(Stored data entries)
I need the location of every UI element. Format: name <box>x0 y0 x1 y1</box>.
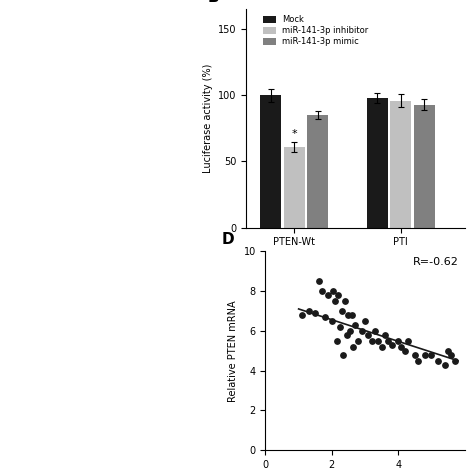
Point <box>411 351 419 358</box>
Point <box>346 327 354 335</box>
Bar <box>260 95 282 228</box>
Point <box>329 287 337 295</box>
Bar <box>307 115 328 228</box>
Point <box>358 327 365 335</box>
Point <box>355 337 362 345</box>
Point <box>361 317 369 325</box>
Point <box>343 331 350 338</box>
Y-axis label: Luciferase activity (%): Luciferase activity (%) <box>203 64 213 173</box>
Point <box>333 337 340 345</box>
Point <box>368 337 375 345</box>
Point <box>371 327 379 335</box>
Bar <box>390 100 411 228</box>
Point <box>434 357 442 365</box>
Text: *: * <box>292 129 297 139</box>
Text: B: B <box>207 0 219 5</box>
Point <box>298 311 306 319</box>
Point <box>394 337 402 345</box>
Point <box>345 311 352 319</box>
Point <box>404 337 412 345</box>
Point <box>331 297 339 305</box>
Point <box>398 343 405 351</box>
Point <box>321 313 329 321</box>
Point <box>378 343 385 351</box>
Point <box>328 317 336 325</box>
Point <box>341 297 349 305</box>
Point <box>441 361 448 368</box>
Point <box>311 309 319 317</box>
Point <box>388 341 395 348</box>
Point <box>365 331 372 338</box>
Point <box>444 347 452 355</box>
Point <box>315 277 322 285</box>
Text: D: D <box>222 232 234 247</box>
Point <box>335 291 342 299</box>
Point <box>318 287 326 295</box>
Point <box>374 337 382 345</box>
Point <box>381 331 389 338</box>
Point <box>414 357 422 365</box>
Point <box>384 337 392 345</box>
Y-axis label: Relative PTEN mRNA: Relative PTEN mRNA <box>228 300 238 401</box>
Point <box>338 307 346 315</box>
Point <box>336 323 344 331</box>
Point <box>339 351 347 358</box>
Point <box>447 351 455 358</box>
Point <box>348 311 356 319</box>
Point <box>421 351 428 358</box>
Legend: Mock, miR-141-3p inhibitor, miR-141-3p mimic: Mock, miR-141-3p inhibitor, miR-141-3p m… <box>262 14 370 48</box>
Point <box>428 351 435 358</box>
Point <box>325 291 332 299</box>
Point <box>451 357 458 365</box>
Bar <box>284 147 305 228</box>
Point <box>305 307 312 315</box>
Point <box>351 321 359 328</box>
Bar <box>367 98 388 228</box>
Point <box>349 343 357 351</box>
Point <box>401 347 409 355</box>
Text: R=-0.62: R=-0.62 <box>413 257 458 267</box>
Bar <box>414 105 435 228</box>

§ TASK TO COMPLETE: Where does the string "axis" appear in the records above? Return every line that holds it.

§ RESPONSE:
Y-axis label: Luciferase activity (%): Luciferase activity (%) <box>203 64 213 173</box>
Y-axis label: Relative PTEN mRNA: Relative PTEN mRNA <box>228 300 238 401</box>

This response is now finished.